**WHAT THE EXERCISE ASKS**
Each entry below should be returned exactly as is, with the pictures removed.

================

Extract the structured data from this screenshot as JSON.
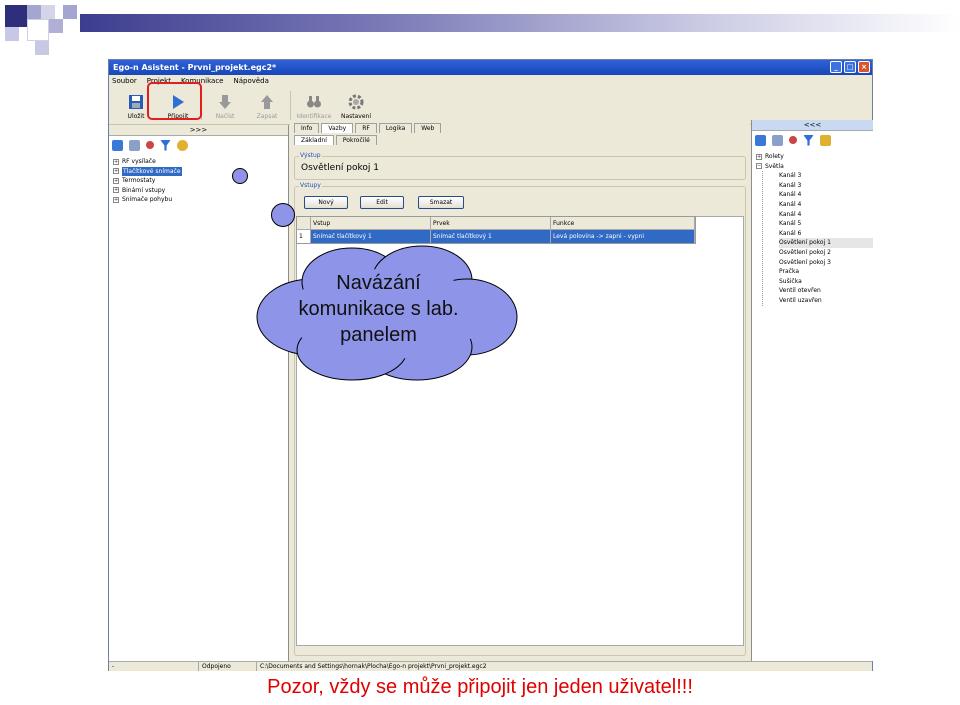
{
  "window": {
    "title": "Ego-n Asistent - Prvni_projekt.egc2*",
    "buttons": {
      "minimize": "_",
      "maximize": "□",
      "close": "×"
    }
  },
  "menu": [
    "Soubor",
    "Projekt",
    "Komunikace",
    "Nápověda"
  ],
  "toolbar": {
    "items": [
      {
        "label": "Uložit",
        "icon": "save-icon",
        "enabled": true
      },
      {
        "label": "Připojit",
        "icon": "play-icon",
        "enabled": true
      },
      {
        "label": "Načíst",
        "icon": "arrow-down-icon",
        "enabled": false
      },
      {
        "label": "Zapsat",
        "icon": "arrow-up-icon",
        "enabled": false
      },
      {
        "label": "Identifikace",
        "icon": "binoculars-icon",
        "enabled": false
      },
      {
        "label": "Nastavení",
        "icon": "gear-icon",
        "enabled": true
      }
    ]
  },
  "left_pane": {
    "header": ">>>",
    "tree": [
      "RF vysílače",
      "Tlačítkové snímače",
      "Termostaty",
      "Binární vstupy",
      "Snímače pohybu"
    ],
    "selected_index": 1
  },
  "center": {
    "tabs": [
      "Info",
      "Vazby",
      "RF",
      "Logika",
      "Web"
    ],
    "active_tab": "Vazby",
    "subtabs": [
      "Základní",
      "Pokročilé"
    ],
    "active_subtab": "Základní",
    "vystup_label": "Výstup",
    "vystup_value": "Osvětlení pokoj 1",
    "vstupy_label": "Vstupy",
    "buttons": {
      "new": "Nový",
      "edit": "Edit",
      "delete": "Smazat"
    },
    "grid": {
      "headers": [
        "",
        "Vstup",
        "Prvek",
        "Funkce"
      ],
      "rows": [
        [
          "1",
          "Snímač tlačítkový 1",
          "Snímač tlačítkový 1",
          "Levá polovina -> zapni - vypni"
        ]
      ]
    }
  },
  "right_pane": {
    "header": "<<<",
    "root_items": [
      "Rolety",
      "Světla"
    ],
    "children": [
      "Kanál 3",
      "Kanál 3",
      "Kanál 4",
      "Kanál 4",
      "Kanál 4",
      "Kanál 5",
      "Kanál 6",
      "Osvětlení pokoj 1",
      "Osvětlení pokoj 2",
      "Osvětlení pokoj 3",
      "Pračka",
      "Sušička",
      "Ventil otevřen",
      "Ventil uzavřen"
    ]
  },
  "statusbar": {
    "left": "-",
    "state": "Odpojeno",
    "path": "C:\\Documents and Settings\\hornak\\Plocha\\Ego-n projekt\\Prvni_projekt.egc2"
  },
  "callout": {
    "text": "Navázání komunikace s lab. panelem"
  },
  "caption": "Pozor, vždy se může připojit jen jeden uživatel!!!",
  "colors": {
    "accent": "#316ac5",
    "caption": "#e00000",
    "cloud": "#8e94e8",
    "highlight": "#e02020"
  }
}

================

**OUTPUT OF THE TASK**
Extract the structured data from this screenshot as JSON.
{
  "window": {
    "title": "Ego-n Asistent - Prvni_projekt.egc2*",
    "buttons": {
      "minimize": "_",
      "maximize": "□",
      "close": "×"
    }
  },
  "menu": [
    "Soubor",
    "Projekt",
    "Komunikace",
    "Nápověda"
  ],
  "toolbar": {
    "items": [
      {
        "label": "Uložit",
        "icon": "save-icon",
        "enabled": true
      },
      {
        "label": "Připojit",
        "icon": "play-icon",
        "enabled": true
      },
      {
        "label": "Načíst",
        "icon": "arrow-down-icon",
        "enabled": false
      },
      {
        "label": "Zapsat",
        "icon": "arrow-up-icon",
        "enabled": false
      },
      {
        "label": "Identifikace",
        "icon": "binoculars-icon",
        "enabled": false
      },
      {
        "label": "Nastavení",
        "icon": "gear-icon",
        "enabled": true
      }
    ]
  },
  "left_pane": {
    "header": ">>>",
    "tree": [
      "RF vysílače",
      "Tlačítkové snímače",
      "Termostaty",
      "Binární vstupy",
      "Snímače pohybu"
    ],
    "selected_index": 1
  },
  "center": {
    "tabs": [
      "Info",
      "Vazby",
      "RF",
      "Logika",
      "Web"
    ],
    "active_tab": "Vazby",
    "subtabs": [
      "Základní",
      "Pokročilé"
    ],
    "active_subtab": "Základní",
    "vystup_label": "Výstup",
    "vystup_value": "Osvětlení pokoj 1",
    "vstupy_label": "Vstupy",
    "buttons": {
      "new": "Nový",
      "edit": "Edit",
      "delete": "Smazat"
    },
    "grid": {
      "headers": [
        "",
        "Vstup",
        "Prvek",
        "Funkce"
      ],
      "rows": [
        [
          "1",
          "Snímač tlačítkový 1",
          "Snímač tlačítkový 1",
          "Levá polovina -> zapni - vypni"
        ]
      ]
    }
  },
  "right_pane": {
    "header": "<<<",
    "root_items": [
      "Rolety",
      "Světla"
    ],
    "children": [
      "Kanál 3",
      "Kanál 3",
      "Kanál 4",
      "Kanál 4",
      "Kanál 4",
      "Kanál 5",
      "Kanál 6",
      "Osvětlení pokoj 1",
      "Osvětlení pokoj 2",
      "Osvětlení pokoj 3",
      "Pračka",
      "Sušička",
      "Ventil otevřen",
      "Ventil uzavřen"
    ]
  },
  "statusbar": {
    "left": "-",
    "state": "Odpojeno",
    "path": "C:\\Documents and Settings\\hornak\\Plocha\\Ego-n projekt\\Prvni_projekt.egc2"
  },
  "callout": {
    "text": "Navázání komunikace s lab. panelem"
  },
  "caption": "Pozor, vždy se může připojit jen jeden uživatel!!!",
  "colors": {
    "accent": "#316ac5",
    "caption": "#e00000",
    "cloud": "#8e94e8",
    "highlight": "#e02020"
  }
}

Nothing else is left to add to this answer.